→ TASK GOAL
All the data must come back unchanged, except that pictures are left out.

→ INPUT DATA
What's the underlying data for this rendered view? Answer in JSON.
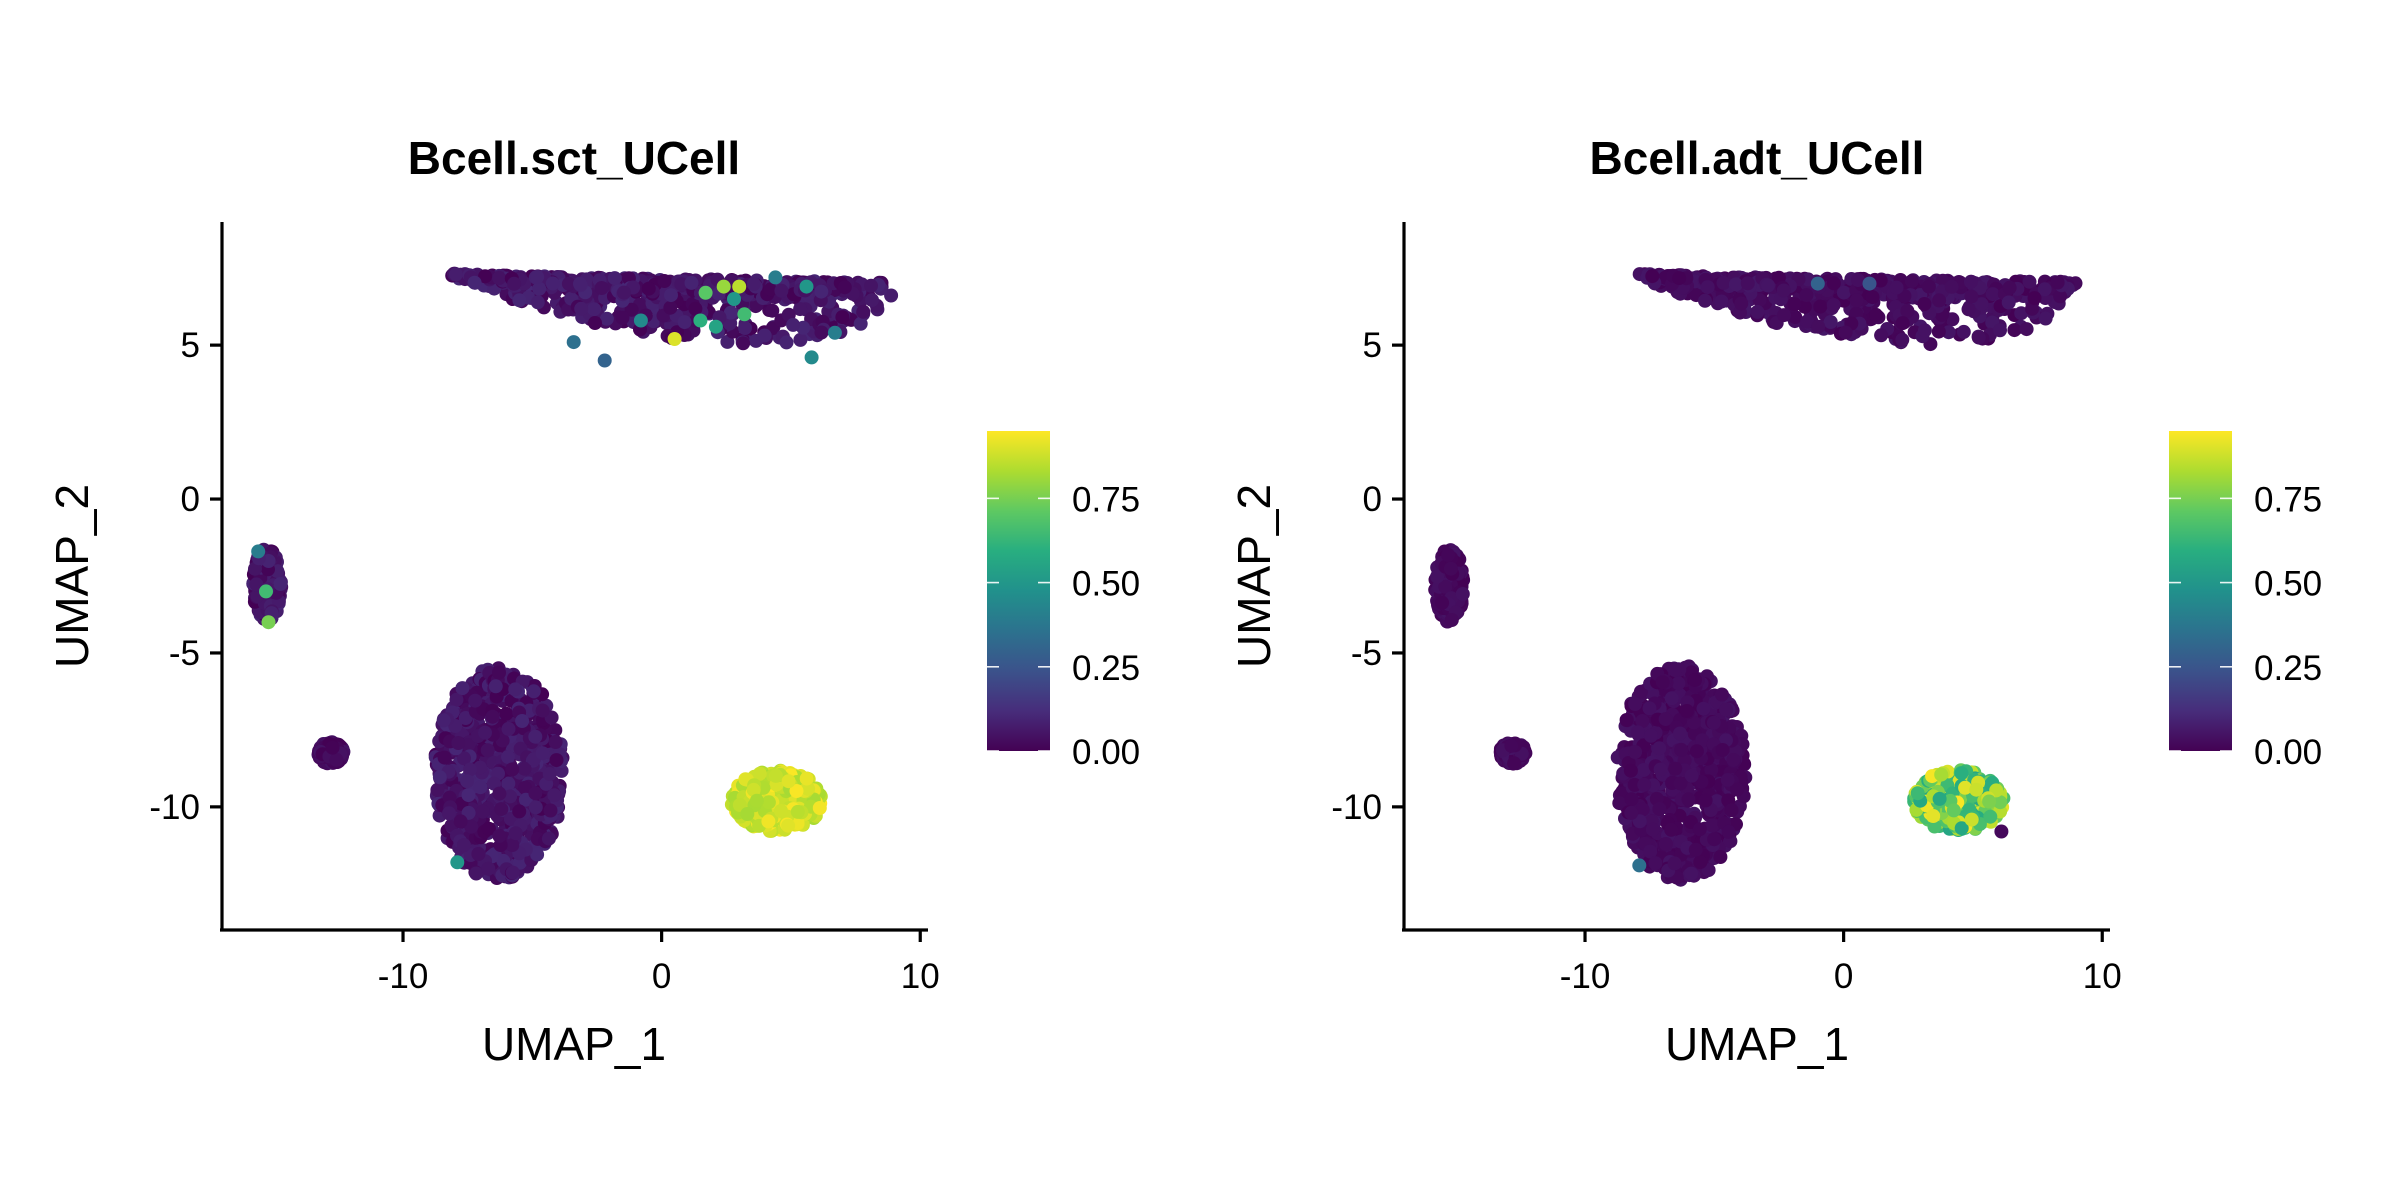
{
  "chart_data": [
    {
      "type": "scatter",
      "title": "Bcell.sct_UCell",
      "xlabel": "UMAP_1",
      "ylabel": "UMAP_2",
      "xlim": [
        -17,
        10.3
      ],
      "ylim": [
        -14,
        9
      ],
      "xticks": [
        -10,
        0,
        10
      ],
      "xtick_labels": [
        "-10",
        "0",
        "10"
      ],
      "yticks": [
        5,
        0,
        -5,
        -10
      ],
      "ytick_labels": [
        "5",
        "0",
        "-5",
        "-10"
      ],
      "color_scale": "viridis",
      "color_range": [
        0,
        0.95
      ],
      "colorbar_ticks": [
        0.75,
        0.5,
        0.25,
        0.0
      ],
      "colorbar_labels": [
        "0.75",
        "0.50",
        "0.25",
        "0.00"
      ],
      "grid": false,
      "legend": "colorbar-right",
      "clusters": [
        {
          "cells": "elongated cluster",
          "x_range": [
            -8.2,
            9
          ],
          "y_range": [
            4,
            7.4
          ],
          "score_range": [
            0,
            0.1
          ],
          "scattered_scores": [
            {
              "x": 3.0,
              "y": 6.9,
              "score": 0.85
            },
            {
              "x": 2.4,
              "y": 6.9,
              "score": 0.8
            },
            {
              "x": 1.7,
              "y": 6.7,
              "score": 0.7
            },
            {
              "x": 0.5,
              "y": 5.2,
              "score": 0.9
            },
            {
              "x": 1.5,
              "y": 5.8,
              "score": 0.6
            },
            {
              "x": 3.2,
              "y": 6.0,
              "score": 0.65
            },
            {
              "x": 2.1,
              "y": 5.6,
              "score": 0.55
            },
            {
              "x": 5.6,
              "y": 6.9,
              "score": 0.5
            },
            {
              "x": 4.4,
              "y": 7.2,
              "score": 0.4
            },
            {
              "x": -0.8,
              "y": 5.8,
              "score": 0.45
            },
            {
              "x": -3.4,
              "y": 5.1,
              "score": 0.35
            },
            {
              "x": 2.8,
              "y": 6.5,
              "score": 0.5
            },
            {
              "x": 6.7,
              "y": 5.4,
              "score": 0.4
            },
            {
              "x": 5.8,
              "y": 4.6,
              "score": 0.45
            },
            {
              "x": -2.2,
              "y": 4.5,
              "score": 0.3
            }
          ]
        },
        {
          "cells": "left small cluster",
          "x_range": [
            -15.8,
            -14.7
          ],
          "y_range": [
            -4,
            -1.6
          ],
          "score_range": [
            0,
            0.1
          ],
          "scattered_scores": [
            {
              "x": -15.3,
              "y": -3.0,
              "score": 0.65
            },
            {
              "x": -15.2,
              "y": -4.0,
              "score": 0.75
            },
            {
              "x": -15.6,
              "y": -1.7,
              "score": 0.4
            }
          ]
        },
        {
          "cells": "tiny cluster",
          "x_range": [
            -13.3,
            -12.3
          ],
          "y_range": [
            -8.6,
            -7.9
          ],
          "score_range": [
            0,
            0.05
          ]
        },
        {
          "cells": "lower-middle cluster",
          "x_range": [
            -8.8,
            -3.8
          ],
          "y_range": [
            -12.4,
            -5.4
          ],
          "score_range": [
            0,
            0.1
          ],
          "scattered_scores": [
            {
              "x": -7.9,
              "y": -11.8,
              "score": 0.5
            }
          ]
        },
        {
          "cells": "B cell cluster",
          "x_range": [
            2.7,
            6.2
          ],
          "y_range": [
            -10.8,
            -8.8
          ],
          "score_range": [
            0.82,
            0.95
          ]
        }
      ]
    },
    {
      "type": "scatter",
      "title": "Bcell.adt_UCell",
      "xlabel": "UMAP_1",
      "ylabel": "UMAP_2",
      "xlim": [
        -17,
        10.3
      ],
      "ylim": [
        -14,
        9
      ],
      "xticks": [
        -10,
        0,
        10
      ],
      "xtick_labels": [
        "-10",
        "0",
        "10"
      ],
      "yticks": [
        5,
        0,
        -5,
        -10
      ],
      "ytick_labels": [
        "5",
        "0",
        "-5",
        "-10"
      ],
      "color_scale": "viridis",
      "color_range": [
        0,
        0.95
      ],
      "colorbar_ticks": [
        0.75,
        0.5,
        0.25,
        0.0
      ],
      "colorbar_labels": [
        "0.75",
        "0.50",
        "0.25",
        "0.00"
      ],
      "grid": false,
      "legend": "colorbar-right",
      "clusters": [
        {
          "cells": "elongated cluster",
          "x_range": [
            -8.2,
            9
          ],
          "y_range": [
            4,
            7.4
          ],
          "score_range": [
            0,
            0.06
          ],
          "scattered_scores": [
            {
              "x": -1.0,
              "y": 7.0,
              "score": 0.3
            },
            {
              "x": 1.0,
              "y": 7.0,
              "score": 0.25
            }
          ]
        },
        {
          "cells": "left small cluster",
          "x_range": [
            -15.8,
            -14.7
          ],
          "y_range": [
            -4,
            -1.6
          ],
          "score_range": [
            0,
            0.05
          ]
        },
        {
          "cells": "tiny cluster",
          "x_range": [
            -13.3,
            -12.3
          ],
          "y_range": [
            -8.6,
            -7.9
          ],
          "score_range": [
            0,
            0.05
          ]
        },
        {
          "cells": "lower-middle cluster",
          "x_range": [
            -8.8,
            -3.8
          ],
          "y_range": [
            -12.4,
            -5.4
          ],
          "score_range": [
            0,
            0.05
          ],
          "scattered_scores": [
            {
              "x": -7.9,
              "y": -11.9,
              "score": 0.35
            }
          ]
        },
        {
          "cells": "B cell cluster",
          "x_range": [
            2.7,
            6.2
          ],
          "y_range": [
            -10.8,
            -8.8
          ],
          "score_range": [
            0.55,
            0.95
          ],
          "scattered_scores": [
            {
              "x": 6.1,
              "y": -10.8,
              "score": 0.02
            }
          ]
        }
      ]
    }
  ]
}
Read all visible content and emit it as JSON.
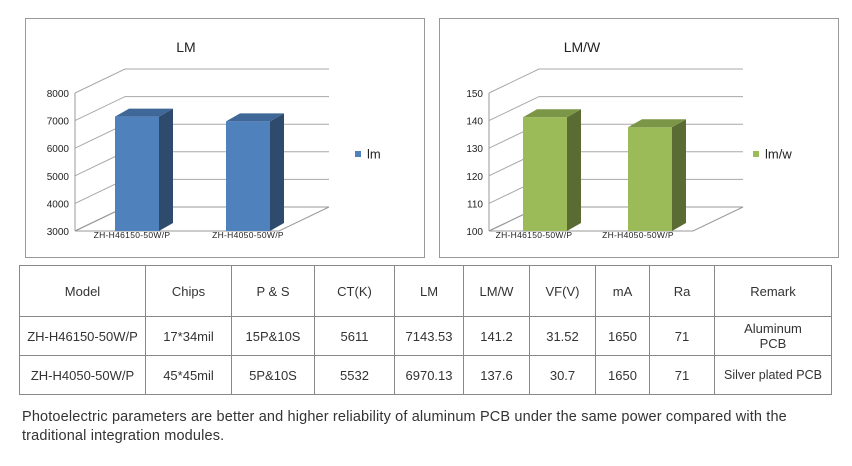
{
  "chart_data": [
    {
      "type": "bar",
      "title": "LM",
      "categories": [
        "ZH-H46150-50W/P",
        "ZH-H4050-50W/P"
      ],
      "series": [
        {
          "name": "lm",
          "values": [
            7143.53,
            6970.13
          ],
          "color": "#4f81bd"
        }
      ],
      "ylim": [
        3000,
        8000
      ],
      "yticks": [
        3000,
        4000,
        5000,
        6000,
        7000,
        8000
      ],
      "grid": true,
      "legend": "right"
    },
    {
      "type": "bar",
      "title": "LM/W",
      "categories": [
        "ZH-H46150-50W/P",
        "ZH-H4050-50W/P"
      ],
      "series": [
        {
          "name": "lm/w",
          "values": [
            141.2,
            137.6
          ],
          "color": "#9bbb59"
        }
      ],
      "ylim": [
        100,
        150
      ],
      "yticks": [
        100,
        110,
        120,
        130,
        140,
        150
      ],
      "grid": true,
      "legend": "right"
    }
  ],
  "table": {
    "headers": [
      "Model",
      "Chips",
      "P & S",
      "CT(K)",
      "LM",
      "LM/W",
      "VF(V)",
      "mA",
      "Ra",
      "Remark"
    ],
    "rows": [
      [
        "ZH-H46150-50W/P",
        "17*34mil",
        "15P&10S",
        "5611",
        "7143.53",
        "141.2",
        "31.52",
        "1650",
        "71",
        "Aluminum PCB"
      ],
      [
        "ZH-H4050-50W/P",
        "45*45mil",
        "5P&10S",
        "5532",
        "6970.13",
        "137.6",
        "30.7",
        "1650",
        "71",
        "Silver plated PCB"
      ]
    ]
  },
  "note": "Photoelectric parameters are better and higher reliability of aluminum PCB under the same power compared with the traditional integration modules."
}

→ THE COMPLETED TASK
What's the underlying data for this rendered view? Answer in JSON.
{
  "chart_data": [
    {
      "type": "scatter",
      "title": "Bcell.sct_UCell",
      "xlabel": "UMAP_1",
      "ylabel": "UMAP_2",
      "xlim": [
        -17,
        10.3
      ],
      "ylim": [
        -14,
        9
      ],
      "xticks": [
        -10,
        0,
        10
      ],
      "xtick_labels": [
        "-10",
        "0",
        "10"
      ],
      "yticks": [
        5,
        0,
        -5,
        -10
      ],
      "ytick_labels": [
        "5",
        "0",
        "-5",
        "-10"
      ],
      "color_scale": "viridis",
      "color_range": [
        0,
        0.95
      ],
      "colorbar_ticks": [
        0.75,
        0.5,
        0.25,
        0.0
      ],
      "colorbar_labels": [
        "0.75",
        "0.50",
        "0.25",
        "0.00"
      ],
      "grid": false,
      "legend": "colorbar-right",
      "clusters": [
        {
          "cells": "elongated cluster",
          "x_range": [
            -8.2,
            9
          ],
          "y_range": [
            4,
            7.4
          ],
          "score_range": [
            0,
            0.1
          ],
          "scattered_scores": [
            {
              "x": 3.0,
              "y": 6.9,
              "score": 0.85
            },
            {
              "x": 2.4,
              "y": 6.9,
              "score": 0.8
            },
            {
              "x": 1.7,
              "y": 6.7,
              "score": 0.7
            },
            {
              "x": 0.5,
              "y": 5.2,
              "score": 0.9
            },
            {
              "x": 1.5,
              "y": 5.8,
              "score": 0.6
            },
            {
              "x": 3.2,
              "y": 6.0,
              "score": 0.65
            },
            {
              "x": 2.1,
              "y": 5.6,
              "score": 0.55
            },
            {
              "x": 5.6,
              "y": 6.9,
              "score": 0.5
            },
            {
              "x": 4.4,
              "y": 7.2,
              "score": 0.4
            },
            {
              "x": -0.8,
              "y": 5.8,
              "score": 0.45
            },
            {
              "x": -3.4,
              "y": 5.1,
              "score": 0.35
            },
            {
              "x": 2.8,
              "y": 6.5,
              "score": 0.5
            },
            {
              "x": 6.7,
              "y": 5.4,
              "score": 0.4
            },
            {
              "x": 5.8,
              "y": 4.6,
              "score": 0.45
            },
            {
              "x": -2.2,
              "y": 4.5,
              "score": 0.3
            }
          ]
        },
        {
          "cells": "left small cluster",
          "x_range": [
            -15.8,
            -14.7
          ],
          "y_range": [
            -4,
            -1.6
          ],
          "score_range": [
            0,
            0.1
          ],
          "scattered_scores": [
            {
              "x": -15.3,
              "y": -3.0,
              "score": 0.65
            },
            {
              "x": -15.2,
              "y": -4.0,
              "score": 0.75
            },
            {
              "x": -15.6,
              "y": -1.7,
              "score": 0.4
            }
          ]
        },
        {
          "cells": "tiny cluster",
          "x_range": [
            -13.3,
            -12.3
          ],
          "y_range": [
            -8.6,
            -7.9
          ],
          "score_range": [
            0,
            0.05
          ]
        },
        {
          "cells": "lower-middle cluster",
          "x_range": [
            -8.8,
            -3.8
          ],
          "y_range": [
            -12.4,
            -5.4
          ],
          "score_range": [
            0,
            0.1
          ],
          "scattered_scores": [
            {
              "x": -7.9,
              "y": -11.8,
              "score": 0.5
            }
          ]
        },
        {
          "cells": "B cell cluster",
          "x_range": [
            2.7,
            6.2
          ],
          "y_range": [
            -10.8,
            -8.8
          ],
          "score_range": [
            0.82,
            0.95
          ]
        }
      ]
    },
    {
      "type": "scatter",
      "title": "Bcell.adt_UCell",
      "xlabel": "UMAP_1",
      "ylabel": "UMAP_2",
      "xlim": [
        -17,
        10.3
      ],
      "ylim": [
        -14,
        9
      ],
      "xticks": [
        -10,
        0,
        10
      ],
      "xtick_labels": [
        "-10",
        "0",
        "10"
      ],
      "yticks": [
        5,
        0,
        -5,
        -10
      ],
      "ytick_labels": [
        "5",
        "0",
        "-5",
        "-10"
      ],
      "color_scale": "viridis",
      "color_range": [
        0,
        0.95
      ],
      "colorbar_ticks": [
        0.75,
        0.5,
        0.25,
        0.0
      ],
      "colorbar_labels": [
        "0.75",
        "0.50",
        "0.25",
        "0.00"
      ],
      "grid": false,
      "legend": "colorbar-right",
      "clusters": [
        {
          "cells": "elongated cluster",
          "x_range": [
            -8.2,
            9
          ],
          "y_range": [
            4,
            7.4
          ],
          "score_range": [
            0,
            0.06
          ],
          "scattered_scores": [
            {
              "x": -1.0,
              "y": 7.0,
              "score": 0.3
            },
            {
              "x": 1.0,
              "y": 7.0,
              "score": 0.25
            }
          ]
        },
        {
          "cells": "left small cluster",
          "x_range": [
            -15.8,
            -14.7
          ],
          "y_range": [
            -4,
            -1.6
          ],
          "score_range": [
            0,
            0.05
          ]
        },
        {
          "cells": "tiny cluster",
          "x_range": [
            -13.3,
            -12.3
          ],
          "y_range": [
            -8.6,
            -7.9
          ],
          "score_range": [
            0,
            0.05
          ]
        },
        {
          "cells": "lower-middle cluster",
          "x_range": [
            -8.8,
            -3.8
          ],
          "y_range": [
            -12.4,
            -5.4
          ],
          "score_range": [
            0,
            0.05
          ],
          "scattered_scores": [
            {
              "x": -7.9,
              "y": -11.9,
              "score": 0.35
            }
          ]
        },
        {
          "cells": "B cell cluster",
          "x_range": [
            2.7,
            6.2
          ],
          "y_range": [
            -10.8,
            -8.8
          ],
          "score_range": [
            0.55,
            0.95
          ],
          "scattered_scores": [
            {
              "x": 6.1,
              "y": -10.8,
              "score": 0.02
            }
          ]
        }
      ]
    }
  ]
}
Read all visible content and emit it as JSON.
{
  "chart_data": [
    {
      "type": "bar",
      "title": "LM",
      "categories": [
        "ZH-H46150-50W/P",
        "ZH-H4050-50W/P"
      ],
      "series": [
        {
          "name": "lm",
          "values": [
            7143.53,
            6970.13
          ],
          "color": "#4f81bd"
        }
      ],
      "ylim": [
        3000,
        8000
      ],
      "yticks": [
        3000,
        4000,
        5000,
        6000,
        7000,
        8000
      ],
      "grid": true,
      "legend": "right"
    },
    {
      "type": "bar",
      "title": "LM/W",
      "categories": [
        "ZH-H46150-50W/P",
        "ZH-H4050-50W/P"
      ],
      "series": [
        {
          "name": "lm/w",
          "values": [
            141.2,
            137.6
          ],
          "color": "#9bbb59"
        }
      ],
      "ylim": [
        100,
        150
      ],
      "yticks": [
        100,
        110,
        120,
        130,
        140,
        150
      ],
      "grid": true,
      "legend": "right"
    }
  ],
  "table": {
    "headers": [
      "Model",
      "Chips",
      "P & S",
      "CT(K)",
      "LM",
      "LM/W",
      "VF(V)",
      "mA",
      "Ra",
      "Remark"
    ],
    "rows": [
      [
        "ZH-H46150-50W/P",
        "17*34mil",
        "15P&10S",
        "5611",
        "7143.53",
        "141.2",
        "31.52",
        "1650",
        "71",
        "Aluminum PCB"
      ],
      [
        "ZH-H4050-50W/P",
        "45*45mil",
        "5P&10S",
        "5532",
        "6970.13",
        "137.6",
        "30.7",
        "1650",
        "71",
        "Silver plated PCB"
      ]
    ]
  },
  "note": "Photoelectric parameters are better and higher reliability of aluminum PCB under the same power compared with the traditional integration modules."
}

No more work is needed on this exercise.